→ Dataset entries:
+++

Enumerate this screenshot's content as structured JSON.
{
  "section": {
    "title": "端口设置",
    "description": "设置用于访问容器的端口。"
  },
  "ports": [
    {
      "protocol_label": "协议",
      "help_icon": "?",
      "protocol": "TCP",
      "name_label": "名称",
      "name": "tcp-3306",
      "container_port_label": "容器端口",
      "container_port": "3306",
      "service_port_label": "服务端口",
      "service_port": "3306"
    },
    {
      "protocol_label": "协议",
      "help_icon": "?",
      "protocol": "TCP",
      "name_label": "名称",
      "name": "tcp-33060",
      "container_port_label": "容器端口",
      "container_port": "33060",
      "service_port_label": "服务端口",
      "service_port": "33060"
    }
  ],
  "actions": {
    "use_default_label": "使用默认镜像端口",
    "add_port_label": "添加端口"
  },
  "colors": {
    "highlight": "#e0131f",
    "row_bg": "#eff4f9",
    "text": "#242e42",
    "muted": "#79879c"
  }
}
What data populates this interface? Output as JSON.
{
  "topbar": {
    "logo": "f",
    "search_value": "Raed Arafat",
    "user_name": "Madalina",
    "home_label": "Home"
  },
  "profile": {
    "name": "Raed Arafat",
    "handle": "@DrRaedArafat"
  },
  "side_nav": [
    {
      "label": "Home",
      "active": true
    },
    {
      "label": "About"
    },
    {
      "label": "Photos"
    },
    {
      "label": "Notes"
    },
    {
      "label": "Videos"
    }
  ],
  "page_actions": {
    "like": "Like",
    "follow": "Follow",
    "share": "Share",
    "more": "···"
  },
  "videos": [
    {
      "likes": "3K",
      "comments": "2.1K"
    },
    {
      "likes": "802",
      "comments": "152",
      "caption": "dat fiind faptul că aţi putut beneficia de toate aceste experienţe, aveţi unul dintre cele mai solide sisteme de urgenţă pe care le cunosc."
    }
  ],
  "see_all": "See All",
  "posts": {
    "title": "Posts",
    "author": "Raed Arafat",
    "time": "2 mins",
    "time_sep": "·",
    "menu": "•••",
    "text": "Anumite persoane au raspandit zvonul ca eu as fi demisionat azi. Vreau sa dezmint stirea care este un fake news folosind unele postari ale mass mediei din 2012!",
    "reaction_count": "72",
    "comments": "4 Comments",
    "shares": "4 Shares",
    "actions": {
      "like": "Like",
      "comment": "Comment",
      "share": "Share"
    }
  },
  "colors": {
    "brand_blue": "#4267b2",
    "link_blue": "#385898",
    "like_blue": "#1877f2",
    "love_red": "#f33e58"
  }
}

+++

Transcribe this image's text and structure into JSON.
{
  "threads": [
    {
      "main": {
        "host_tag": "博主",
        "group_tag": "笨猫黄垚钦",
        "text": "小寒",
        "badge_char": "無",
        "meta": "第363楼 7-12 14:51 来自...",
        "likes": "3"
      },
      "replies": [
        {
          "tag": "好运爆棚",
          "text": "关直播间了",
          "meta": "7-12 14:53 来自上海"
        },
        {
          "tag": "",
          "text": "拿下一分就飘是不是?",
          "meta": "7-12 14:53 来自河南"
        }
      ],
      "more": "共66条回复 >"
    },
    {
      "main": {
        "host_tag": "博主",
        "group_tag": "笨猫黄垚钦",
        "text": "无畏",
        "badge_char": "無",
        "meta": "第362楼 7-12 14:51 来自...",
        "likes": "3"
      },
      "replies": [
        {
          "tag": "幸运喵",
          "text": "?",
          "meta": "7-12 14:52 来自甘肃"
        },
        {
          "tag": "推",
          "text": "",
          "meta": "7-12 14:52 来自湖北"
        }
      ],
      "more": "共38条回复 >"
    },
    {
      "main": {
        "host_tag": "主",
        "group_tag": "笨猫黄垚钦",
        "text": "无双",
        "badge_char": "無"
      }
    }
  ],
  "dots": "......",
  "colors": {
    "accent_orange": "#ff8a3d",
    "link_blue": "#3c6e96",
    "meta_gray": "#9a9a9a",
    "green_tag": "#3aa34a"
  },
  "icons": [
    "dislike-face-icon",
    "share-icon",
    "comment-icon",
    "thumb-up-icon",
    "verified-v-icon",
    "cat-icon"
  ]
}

+++

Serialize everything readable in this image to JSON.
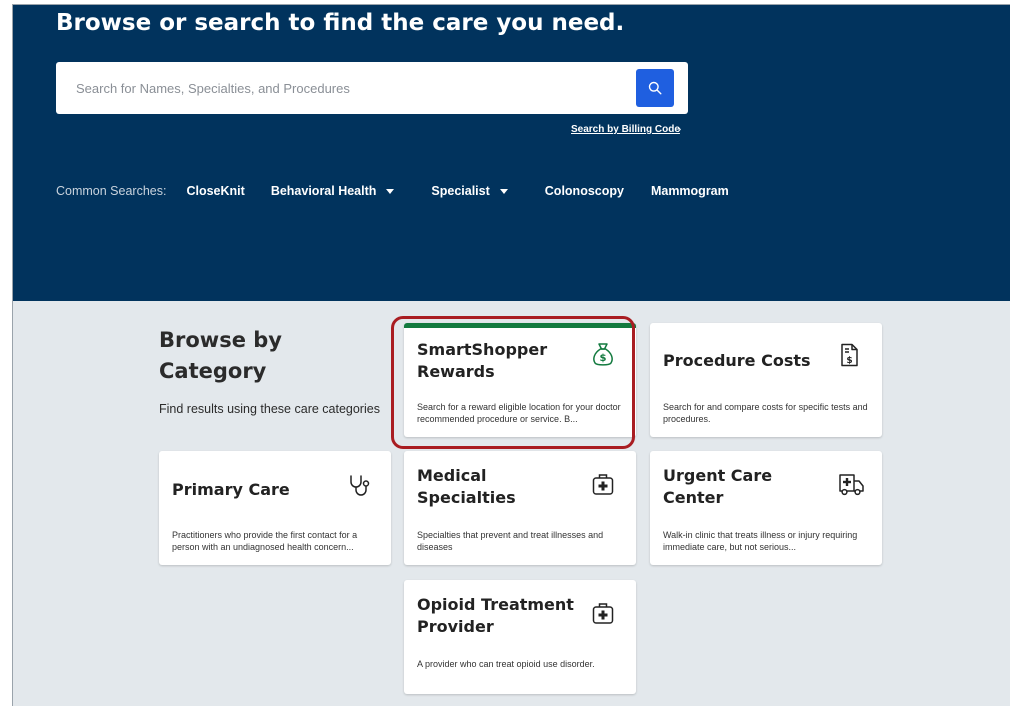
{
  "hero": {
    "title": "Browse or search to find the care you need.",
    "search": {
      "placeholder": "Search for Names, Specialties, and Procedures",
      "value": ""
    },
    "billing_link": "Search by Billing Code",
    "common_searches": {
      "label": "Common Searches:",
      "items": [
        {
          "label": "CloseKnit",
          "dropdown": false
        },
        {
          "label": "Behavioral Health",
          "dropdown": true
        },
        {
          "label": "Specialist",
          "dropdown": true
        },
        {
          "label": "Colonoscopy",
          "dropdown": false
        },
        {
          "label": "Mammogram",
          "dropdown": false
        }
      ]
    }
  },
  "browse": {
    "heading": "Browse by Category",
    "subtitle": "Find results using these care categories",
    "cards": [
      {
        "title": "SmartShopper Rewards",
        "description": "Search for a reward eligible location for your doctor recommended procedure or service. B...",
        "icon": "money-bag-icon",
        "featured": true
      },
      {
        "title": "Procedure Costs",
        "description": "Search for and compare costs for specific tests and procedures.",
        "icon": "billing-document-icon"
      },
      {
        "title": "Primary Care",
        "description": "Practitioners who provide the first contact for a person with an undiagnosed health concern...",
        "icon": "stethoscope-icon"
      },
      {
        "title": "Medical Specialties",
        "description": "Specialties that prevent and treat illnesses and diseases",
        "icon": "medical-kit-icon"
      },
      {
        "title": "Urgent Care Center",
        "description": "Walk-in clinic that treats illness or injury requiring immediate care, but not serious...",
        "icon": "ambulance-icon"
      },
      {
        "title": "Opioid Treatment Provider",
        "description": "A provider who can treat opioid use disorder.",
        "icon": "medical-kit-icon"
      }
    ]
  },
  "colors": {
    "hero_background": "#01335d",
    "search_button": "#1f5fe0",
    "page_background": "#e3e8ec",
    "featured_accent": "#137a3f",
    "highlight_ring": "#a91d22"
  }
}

+++

→ Given instruction:
Which lines include "Specialties"? Copy each of them out.

→ In response:
      "placeholder": "Search for Names, Specialties, and Procedures",
        "title": "Medical Specialties",
        "description": "Specialties that prevent and treat illnesses and diseases",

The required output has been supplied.